THE REQUEST :: State how many lines contain the string "Types", and write nothing else.
+ + +
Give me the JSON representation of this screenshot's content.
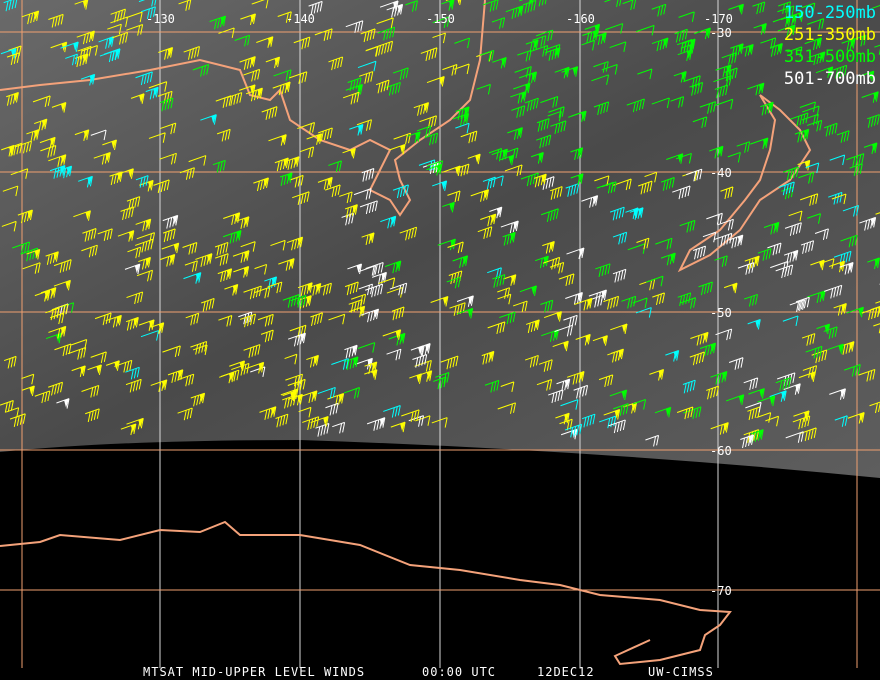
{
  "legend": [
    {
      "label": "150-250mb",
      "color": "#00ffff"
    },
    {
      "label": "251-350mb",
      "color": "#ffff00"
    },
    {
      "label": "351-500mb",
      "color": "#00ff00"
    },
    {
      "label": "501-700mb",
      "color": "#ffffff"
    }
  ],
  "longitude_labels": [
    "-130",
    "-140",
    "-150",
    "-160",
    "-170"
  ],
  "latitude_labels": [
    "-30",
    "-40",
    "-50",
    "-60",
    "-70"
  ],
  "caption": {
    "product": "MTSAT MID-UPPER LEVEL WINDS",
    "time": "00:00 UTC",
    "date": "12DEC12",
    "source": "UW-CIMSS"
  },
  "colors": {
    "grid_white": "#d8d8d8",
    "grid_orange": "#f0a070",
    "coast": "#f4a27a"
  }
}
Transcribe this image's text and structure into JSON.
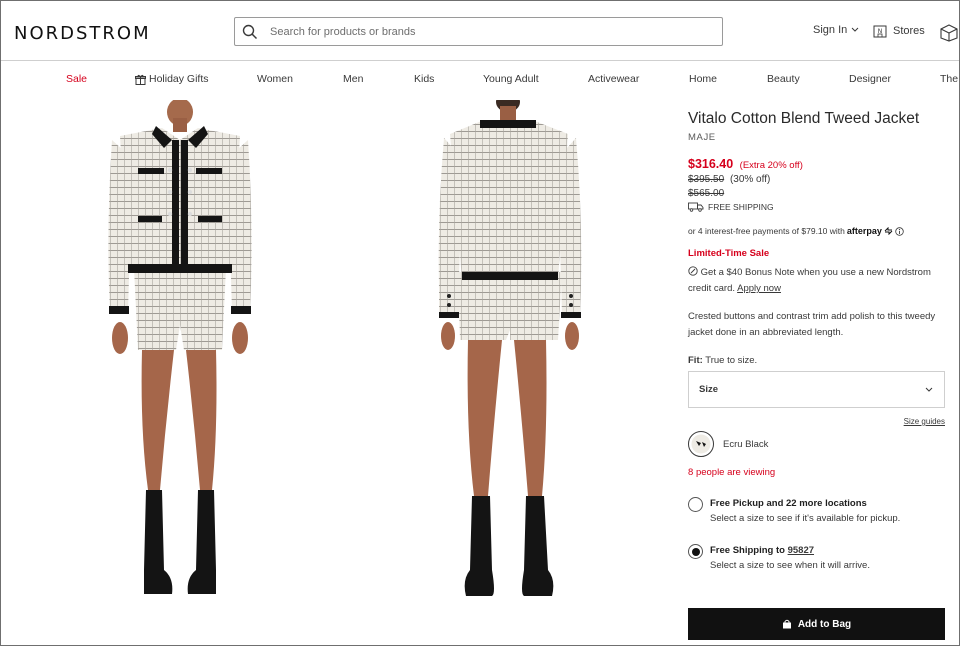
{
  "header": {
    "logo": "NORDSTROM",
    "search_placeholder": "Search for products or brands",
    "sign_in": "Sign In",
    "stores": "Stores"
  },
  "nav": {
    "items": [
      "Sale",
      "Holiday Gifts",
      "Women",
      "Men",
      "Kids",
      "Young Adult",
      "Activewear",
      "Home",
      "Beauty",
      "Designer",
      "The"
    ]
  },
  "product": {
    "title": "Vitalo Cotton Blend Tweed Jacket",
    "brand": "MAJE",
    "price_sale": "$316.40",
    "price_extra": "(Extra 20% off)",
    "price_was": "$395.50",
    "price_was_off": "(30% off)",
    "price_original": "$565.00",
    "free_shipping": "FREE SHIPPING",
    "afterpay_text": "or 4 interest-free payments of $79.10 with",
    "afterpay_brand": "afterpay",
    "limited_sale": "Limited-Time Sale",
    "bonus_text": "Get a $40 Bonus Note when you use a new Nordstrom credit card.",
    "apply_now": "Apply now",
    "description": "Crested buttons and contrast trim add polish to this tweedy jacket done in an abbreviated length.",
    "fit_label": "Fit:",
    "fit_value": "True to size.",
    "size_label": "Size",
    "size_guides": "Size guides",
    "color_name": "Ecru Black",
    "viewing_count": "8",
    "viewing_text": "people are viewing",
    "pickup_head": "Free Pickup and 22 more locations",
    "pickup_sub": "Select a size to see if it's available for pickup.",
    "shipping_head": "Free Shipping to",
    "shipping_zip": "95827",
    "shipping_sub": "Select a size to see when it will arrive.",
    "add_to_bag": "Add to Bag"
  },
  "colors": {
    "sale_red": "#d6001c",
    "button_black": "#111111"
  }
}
+ + +
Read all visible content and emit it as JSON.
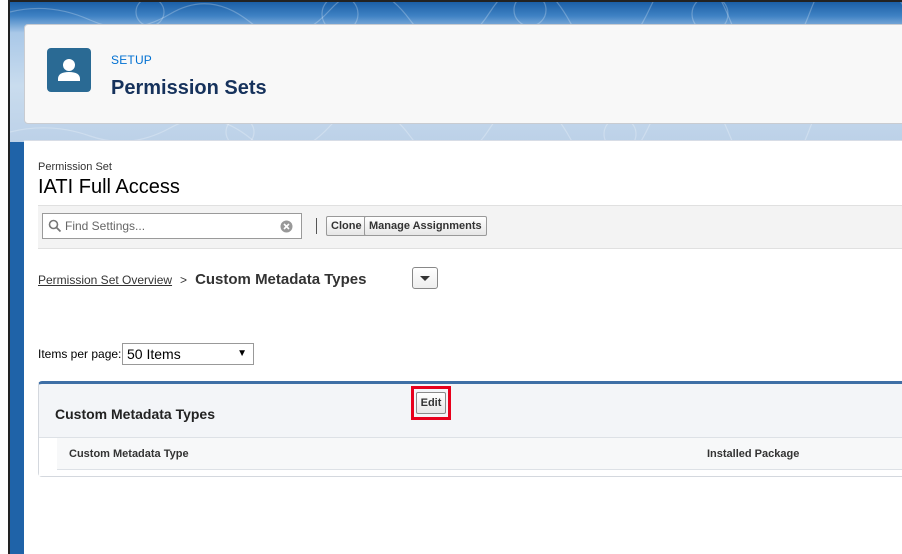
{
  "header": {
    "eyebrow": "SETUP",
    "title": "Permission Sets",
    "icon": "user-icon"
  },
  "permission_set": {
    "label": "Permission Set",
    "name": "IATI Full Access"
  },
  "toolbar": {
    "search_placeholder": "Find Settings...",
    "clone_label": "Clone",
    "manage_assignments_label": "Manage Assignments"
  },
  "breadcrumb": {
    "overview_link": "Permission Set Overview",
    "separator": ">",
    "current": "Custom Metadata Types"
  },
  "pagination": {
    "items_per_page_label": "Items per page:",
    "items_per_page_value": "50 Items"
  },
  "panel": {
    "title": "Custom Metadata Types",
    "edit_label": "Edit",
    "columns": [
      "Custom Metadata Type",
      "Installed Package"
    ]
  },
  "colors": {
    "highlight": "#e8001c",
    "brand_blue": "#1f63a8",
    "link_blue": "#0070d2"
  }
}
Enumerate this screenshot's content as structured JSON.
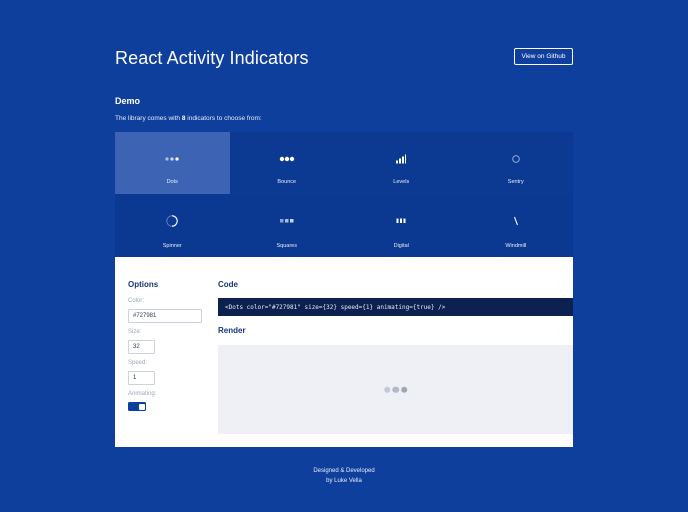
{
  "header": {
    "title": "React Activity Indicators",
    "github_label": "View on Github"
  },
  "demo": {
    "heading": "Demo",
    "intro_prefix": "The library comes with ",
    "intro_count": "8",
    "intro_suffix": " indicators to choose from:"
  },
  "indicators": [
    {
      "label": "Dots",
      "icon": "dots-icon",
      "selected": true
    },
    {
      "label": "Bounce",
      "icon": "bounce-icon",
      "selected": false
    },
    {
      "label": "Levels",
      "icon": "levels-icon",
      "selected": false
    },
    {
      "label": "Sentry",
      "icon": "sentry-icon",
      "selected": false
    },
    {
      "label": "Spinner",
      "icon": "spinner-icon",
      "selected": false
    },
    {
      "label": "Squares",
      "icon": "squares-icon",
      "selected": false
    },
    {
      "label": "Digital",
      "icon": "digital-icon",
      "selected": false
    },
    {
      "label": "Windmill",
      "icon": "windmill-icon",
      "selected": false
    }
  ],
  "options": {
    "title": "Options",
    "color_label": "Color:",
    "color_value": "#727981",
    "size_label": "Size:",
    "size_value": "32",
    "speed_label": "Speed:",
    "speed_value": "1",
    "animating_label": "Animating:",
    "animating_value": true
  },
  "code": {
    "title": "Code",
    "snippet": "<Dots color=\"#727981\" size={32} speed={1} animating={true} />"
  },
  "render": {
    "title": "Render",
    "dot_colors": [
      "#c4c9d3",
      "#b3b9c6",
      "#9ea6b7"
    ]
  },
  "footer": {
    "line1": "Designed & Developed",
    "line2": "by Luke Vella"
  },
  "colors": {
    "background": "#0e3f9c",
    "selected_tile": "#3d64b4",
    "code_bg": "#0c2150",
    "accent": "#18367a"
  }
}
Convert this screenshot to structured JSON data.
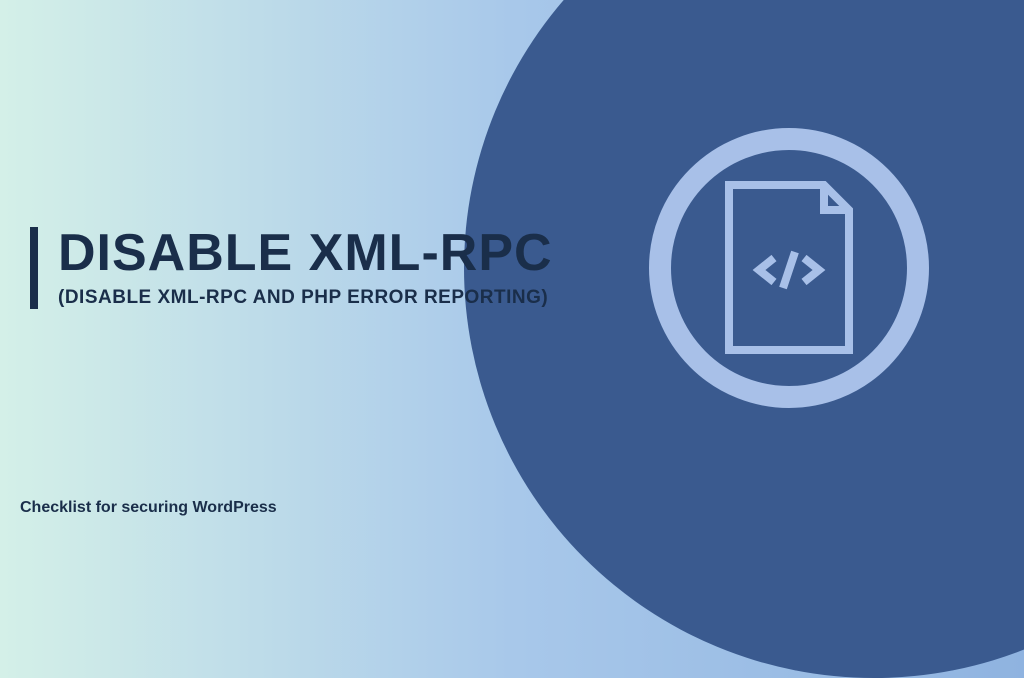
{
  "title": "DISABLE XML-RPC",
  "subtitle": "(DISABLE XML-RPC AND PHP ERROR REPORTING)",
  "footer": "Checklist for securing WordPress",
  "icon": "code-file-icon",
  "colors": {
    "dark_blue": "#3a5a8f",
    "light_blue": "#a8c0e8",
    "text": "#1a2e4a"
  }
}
+ + +
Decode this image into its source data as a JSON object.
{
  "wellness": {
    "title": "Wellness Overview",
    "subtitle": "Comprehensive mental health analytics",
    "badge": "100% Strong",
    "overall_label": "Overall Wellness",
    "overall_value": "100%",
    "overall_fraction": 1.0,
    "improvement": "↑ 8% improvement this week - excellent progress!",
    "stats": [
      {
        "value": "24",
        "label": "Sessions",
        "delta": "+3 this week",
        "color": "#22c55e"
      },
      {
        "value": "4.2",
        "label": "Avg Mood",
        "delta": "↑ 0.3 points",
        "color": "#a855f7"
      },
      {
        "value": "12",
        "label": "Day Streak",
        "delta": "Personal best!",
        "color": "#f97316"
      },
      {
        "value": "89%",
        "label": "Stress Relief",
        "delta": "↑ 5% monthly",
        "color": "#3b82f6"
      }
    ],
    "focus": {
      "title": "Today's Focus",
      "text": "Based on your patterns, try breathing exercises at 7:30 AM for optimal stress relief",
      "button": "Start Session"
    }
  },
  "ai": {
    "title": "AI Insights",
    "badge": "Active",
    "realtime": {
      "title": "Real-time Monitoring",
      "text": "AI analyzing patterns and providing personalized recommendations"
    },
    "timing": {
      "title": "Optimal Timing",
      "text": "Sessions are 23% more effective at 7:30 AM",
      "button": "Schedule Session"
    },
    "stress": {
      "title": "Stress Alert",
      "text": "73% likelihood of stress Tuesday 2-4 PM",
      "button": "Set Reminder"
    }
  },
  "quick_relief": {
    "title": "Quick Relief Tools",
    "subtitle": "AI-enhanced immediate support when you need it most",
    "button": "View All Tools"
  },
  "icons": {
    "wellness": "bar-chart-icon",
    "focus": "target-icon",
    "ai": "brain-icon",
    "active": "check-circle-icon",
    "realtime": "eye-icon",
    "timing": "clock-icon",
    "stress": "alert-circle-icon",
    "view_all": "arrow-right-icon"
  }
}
+ + +
WRITTEN RESPONSE :: 2